• **RAW RECORDS**

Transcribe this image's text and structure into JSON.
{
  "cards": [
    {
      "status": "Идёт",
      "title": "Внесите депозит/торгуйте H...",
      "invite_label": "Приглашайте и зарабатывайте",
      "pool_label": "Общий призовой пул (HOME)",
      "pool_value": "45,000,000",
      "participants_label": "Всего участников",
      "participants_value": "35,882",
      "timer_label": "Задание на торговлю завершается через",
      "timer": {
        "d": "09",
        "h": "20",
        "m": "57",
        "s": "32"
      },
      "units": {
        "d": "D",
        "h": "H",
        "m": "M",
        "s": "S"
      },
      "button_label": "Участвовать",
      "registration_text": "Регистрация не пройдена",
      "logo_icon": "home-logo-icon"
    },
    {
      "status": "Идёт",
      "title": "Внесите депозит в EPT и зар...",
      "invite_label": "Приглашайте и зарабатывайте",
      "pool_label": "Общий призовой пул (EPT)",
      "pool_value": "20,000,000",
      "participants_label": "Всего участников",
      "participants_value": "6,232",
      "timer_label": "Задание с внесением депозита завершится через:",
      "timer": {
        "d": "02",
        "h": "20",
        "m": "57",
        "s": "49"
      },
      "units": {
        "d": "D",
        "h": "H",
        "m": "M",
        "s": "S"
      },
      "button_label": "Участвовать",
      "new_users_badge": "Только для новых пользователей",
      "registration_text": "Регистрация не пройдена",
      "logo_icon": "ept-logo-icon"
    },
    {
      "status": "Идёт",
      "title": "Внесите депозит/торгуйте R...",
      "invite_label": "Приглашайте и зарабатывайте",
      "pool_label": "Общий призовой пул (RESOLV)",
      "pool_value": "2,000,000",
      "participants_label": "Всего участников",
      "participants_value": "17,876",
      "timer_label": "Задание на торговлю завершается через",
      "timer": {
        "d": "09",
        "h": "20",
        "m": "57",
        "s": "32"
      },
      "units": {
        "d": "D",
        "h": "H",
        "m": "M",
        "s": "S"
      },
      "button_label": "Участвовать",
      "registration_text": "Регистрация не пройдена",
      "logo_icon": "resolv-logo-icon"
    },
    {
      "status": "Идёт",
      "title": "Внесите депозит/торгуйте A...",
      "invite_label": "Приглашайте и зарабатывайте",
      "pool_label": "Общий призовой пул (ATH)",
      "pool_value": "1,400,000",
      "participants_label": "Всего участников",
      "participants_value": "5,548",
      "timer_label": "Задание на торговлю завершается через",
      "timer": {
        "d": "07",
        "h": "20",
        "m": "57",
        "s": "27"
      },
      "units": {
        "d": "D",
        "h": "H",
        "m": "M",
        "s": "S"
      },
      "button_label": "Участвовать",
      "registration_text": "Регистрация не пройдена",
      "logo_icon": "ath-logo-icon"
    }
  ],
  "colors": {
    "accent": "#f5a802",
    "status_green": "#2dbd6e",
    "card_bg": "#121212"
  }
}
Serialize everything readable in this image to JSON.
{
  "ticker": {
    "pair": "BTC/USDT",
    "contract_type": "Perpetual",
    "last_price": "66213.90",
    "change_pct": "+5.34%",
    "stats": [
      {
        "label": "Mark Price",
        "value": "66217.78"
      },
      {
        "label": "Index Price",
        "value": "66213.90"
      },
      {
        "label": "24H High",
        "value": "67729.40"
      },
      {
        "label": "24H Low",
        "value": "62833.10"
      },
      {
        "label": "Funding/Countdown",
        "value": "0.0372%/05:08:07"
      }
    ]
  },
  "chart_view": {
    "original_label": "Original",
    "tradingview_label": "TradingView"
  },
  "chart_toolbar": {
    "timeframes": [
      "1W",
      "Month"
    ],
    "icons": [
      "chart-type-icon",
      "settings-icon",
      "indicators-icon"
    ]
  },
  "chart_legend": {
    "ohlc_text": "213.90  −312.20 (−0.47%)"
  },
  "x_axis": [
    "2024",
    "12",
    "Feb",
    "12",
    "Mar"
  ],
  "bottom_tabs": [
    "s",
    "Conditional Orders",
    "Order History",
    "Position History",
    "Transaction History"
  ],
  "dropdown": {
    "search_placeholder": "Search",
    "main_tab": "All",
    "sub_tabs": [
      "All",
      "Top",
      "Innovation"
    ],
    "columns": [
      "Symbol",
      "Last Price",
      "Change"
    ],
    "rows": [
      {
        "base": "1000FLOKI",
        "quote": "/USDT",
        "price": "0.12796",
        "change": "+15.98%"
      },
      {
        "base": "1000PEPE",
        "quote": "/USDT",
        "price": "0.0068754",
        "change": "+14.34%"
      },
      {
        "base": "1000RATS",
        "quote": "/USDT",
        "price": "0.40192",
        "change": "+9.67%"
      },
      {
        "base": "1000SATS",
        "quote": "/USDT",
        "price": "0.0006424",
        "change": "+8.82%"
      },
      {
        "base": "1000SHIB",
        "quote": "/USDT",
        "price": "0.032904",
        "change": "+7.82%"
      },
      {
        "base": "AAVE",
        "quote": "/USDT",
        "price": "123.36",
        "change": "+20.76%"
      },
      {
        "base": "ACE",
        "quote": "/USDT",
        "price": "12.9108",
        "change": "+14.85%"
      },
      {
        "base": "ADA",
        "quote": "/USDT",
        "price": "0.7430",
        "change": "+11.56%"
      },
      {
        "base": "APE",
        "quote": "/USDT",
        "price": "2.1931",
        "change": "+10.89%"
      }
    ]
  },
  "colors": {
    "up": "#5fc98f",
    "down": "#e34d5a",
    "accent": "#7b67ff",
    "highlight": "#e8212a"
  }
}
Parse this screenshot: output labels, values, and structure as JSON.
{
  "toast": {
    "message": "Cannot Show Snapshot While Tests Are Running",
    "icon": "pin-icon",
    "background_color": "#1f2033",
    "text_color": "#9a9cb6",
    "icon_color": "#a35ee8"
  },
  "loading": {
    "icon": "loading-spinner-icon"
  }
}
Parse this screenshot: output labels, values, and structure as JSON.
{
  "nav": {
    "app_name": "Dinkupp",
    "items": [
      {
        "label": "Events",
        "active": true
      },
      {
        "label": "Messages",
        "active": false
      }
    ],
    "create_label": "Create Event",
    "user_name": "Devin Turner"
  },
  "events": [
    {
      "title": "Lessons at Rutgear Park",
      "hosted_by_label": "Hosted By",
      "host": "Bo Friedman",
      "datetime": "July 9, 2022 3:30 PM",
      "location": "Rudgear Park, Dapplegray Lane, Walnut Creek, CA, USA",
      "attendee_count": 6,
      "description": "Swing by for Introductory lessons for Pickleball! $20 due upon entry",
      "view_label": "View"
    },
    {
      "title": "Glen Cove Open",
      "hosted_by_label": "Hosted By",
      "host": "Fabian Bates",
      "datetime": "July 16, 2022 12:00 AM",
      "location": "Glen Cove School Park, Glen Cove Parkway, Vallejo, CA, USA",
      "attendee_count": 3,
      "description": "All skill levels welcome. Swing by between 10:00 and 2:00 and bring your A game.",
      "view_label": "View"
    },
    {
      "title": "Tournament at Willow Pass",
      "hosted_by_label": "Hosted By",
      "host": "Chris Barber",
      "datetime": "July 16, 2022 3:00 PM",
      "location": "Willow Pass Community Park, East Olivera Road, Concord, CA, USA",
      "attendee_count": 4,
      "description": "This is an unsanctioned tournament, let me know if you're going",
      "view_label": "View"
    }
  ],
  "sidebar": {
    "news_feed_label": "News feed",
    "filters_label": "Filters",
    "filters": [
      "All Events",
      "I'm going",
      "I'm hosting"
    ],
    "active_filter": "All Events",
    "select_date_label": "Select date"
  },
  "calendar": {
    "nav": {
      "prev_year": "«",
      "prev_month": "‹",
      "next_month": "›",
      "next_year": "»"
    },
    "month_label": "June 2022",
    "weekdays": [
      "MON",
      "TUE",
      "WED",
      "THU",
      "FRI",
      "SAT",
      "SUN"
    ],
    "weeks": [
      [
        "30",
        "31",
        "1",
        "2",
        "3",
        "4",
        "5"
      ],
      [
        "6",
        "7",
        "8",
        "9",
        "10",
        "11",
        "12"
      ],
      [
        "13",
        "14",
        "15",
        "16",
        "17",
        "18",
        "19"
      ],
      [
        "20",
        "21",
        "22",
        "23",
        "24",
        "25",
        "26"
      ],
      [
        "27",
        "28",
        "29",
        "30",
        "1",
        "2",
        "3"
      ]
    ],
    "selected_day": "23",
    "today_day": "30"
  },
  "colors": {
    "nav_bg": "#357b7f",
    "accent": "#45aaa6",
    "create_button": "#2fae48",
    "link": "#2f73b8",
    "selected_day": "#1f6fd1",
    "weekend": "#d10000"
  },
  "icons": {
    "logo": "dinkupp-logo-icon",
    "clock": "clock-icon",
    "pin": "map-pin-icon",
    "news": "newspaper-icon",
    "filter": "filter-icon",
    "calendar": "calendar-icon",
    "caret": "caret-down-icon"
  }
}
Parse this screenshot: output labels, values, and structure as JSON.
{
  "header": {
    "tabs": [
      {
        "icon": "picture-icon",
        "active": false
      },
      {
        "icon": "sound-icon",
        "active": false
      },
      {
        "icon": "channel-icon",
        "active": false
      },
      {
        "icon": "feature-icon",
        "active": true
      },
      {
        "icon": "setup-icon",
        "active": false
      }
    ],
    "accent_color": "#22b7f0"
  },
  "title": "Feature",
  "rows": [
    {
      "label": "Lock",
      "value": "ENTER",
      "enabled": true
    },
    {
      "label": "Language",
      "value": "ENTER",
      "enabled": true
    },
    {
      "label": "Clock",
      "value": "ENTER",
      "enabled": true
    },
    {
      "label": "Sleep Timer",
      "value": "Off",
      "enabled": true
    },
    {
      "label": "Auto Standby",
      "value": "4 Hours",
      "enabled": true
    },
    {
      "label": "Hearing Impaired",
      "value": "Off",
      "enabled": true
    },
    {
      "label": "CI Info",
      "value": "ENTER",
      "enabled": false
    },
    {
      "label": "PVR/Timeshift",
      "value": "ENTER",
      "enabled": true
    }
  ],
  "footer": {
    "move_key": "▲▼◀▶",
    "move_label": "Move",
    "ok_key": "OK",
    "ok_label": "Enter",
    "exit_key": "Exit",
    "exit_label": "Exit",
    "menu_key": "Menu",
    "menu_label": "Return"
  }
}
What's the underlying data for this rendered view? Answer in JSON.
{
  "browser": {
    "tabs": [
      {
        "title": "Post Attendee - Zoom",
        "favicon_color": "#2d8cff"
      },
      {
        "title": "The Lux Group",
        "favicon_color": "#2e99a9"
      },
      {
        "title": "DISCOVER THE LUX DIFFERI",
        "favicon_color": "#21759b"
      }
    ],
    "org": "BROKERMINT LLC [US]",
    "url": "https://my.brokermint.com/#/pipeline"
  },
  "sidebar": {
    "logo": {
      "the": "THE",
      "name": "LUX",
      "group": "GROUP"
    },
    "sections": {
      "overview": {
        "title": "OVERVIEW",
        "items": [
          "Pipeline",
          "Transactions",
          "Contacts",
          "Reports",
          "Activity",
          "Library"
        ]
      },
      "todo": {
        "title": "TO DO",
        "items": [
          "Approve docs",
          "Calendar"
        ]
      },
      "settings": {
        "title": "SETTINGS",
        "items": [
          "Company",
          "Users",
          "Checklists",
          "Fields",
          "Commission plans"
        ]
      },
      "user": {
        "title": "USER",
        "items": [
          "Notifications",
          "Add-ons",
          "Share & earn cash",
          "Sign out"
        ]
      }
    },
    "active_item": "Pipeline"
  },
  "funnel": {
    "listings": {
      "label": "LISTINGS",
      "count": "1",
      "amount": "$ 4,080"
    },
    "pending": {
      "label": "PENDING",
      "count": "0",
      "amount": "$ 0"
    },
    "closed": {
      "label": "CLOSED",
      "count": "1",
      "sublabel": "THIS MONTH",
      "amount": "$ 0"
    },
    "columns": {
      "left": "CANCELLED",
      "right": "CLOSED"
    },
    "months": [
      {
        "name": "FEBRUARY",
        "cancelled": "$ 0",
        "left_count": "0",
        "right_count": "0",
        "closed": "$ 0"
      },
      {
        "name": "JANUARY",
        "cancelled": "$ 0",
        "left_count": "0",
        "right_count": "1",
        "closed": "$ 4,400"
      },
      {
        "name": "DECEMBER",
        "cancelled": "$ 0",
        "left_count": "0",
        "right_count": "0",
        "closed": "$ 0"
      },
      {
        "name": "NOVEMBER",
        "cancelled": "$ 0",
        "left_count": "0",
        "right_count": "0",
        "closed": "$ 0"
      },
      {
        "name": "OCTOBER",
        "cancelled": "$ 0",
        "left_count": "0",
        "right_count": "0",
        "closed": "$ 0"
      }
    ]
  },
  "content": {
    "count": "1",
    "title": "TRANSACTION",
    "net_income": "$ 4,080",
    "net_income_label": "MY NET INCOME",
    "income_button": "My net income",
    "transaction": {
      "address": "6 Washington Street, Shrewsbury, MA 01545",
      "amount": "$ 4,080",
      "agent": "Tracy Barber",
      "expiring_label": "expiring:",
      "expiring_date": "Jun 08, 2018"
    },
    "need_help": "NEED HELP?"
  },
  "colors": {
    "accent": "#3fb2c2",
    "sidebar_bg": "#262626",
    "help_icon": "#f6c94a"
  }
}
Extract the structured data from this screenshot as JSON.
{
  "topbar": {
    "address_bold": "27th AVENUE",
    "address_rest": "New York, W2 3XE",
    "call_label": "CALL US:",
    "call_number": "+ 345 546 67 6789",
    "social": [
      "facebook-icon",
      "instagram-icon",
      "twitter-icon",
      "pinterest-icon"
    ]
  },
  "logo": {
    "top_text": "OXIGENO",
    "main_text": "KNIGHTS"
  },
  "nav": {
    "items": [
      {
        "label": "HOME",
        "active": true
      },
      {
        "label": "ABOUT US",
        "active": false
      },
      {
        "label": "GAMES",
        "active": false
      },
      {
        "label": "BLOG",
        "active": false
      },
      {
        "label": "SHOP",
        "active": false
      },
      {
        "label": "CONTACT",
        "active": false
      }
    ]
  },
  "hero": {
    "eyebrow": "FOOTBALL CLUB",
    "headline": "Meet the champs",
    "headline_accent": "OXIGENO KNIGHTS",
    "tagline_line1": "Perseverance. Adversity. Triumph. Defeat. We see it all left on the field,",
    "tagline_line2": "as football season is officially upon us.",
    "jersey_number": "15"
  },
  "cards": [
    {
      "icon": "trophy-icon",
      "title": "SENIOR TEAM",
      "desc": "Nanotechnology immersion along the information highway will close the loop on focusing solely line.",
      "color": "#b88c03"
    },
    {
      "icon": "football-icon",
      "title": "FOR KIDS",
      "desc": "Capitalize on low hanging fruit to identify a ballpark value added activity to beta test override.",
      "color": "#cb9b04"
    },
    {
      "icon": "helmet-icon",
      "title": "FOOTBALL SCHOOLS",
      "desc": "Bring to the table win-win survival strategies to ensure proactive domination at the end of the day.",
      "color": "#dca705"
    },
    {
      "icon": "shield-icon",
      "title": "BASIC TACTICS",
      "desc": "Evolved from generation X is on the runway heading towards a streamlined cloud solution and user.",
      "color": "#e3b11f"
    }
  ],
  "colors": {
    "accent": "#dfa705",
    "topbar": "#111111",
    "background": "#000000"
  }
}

• **OBJECTIVE**
The word "upon" may turn up on some lines of these records; say how many, with no other words.

• **CORRECT RESULT**
2